Given problem:
Write out the entries below once more, exactly.

Figure record extracts:
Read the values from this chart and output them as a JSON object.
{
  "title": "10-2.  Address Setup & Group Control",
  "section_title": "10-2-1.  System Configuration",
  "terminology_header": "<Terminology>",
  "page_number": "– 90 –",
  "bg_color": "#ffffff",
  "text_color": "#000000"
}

Response:
Read the values from this chart and output them as a JSON object.
{
  "title": "10-2.  Address Setup & Group Control",
  "section_title": "10-2-1.  System Configuration",
  "terminology_header": "<Terminology>",
  "page_number": "– 90 –",
  "bg_color": "#ffffff",
  "text_color": "#000000"
}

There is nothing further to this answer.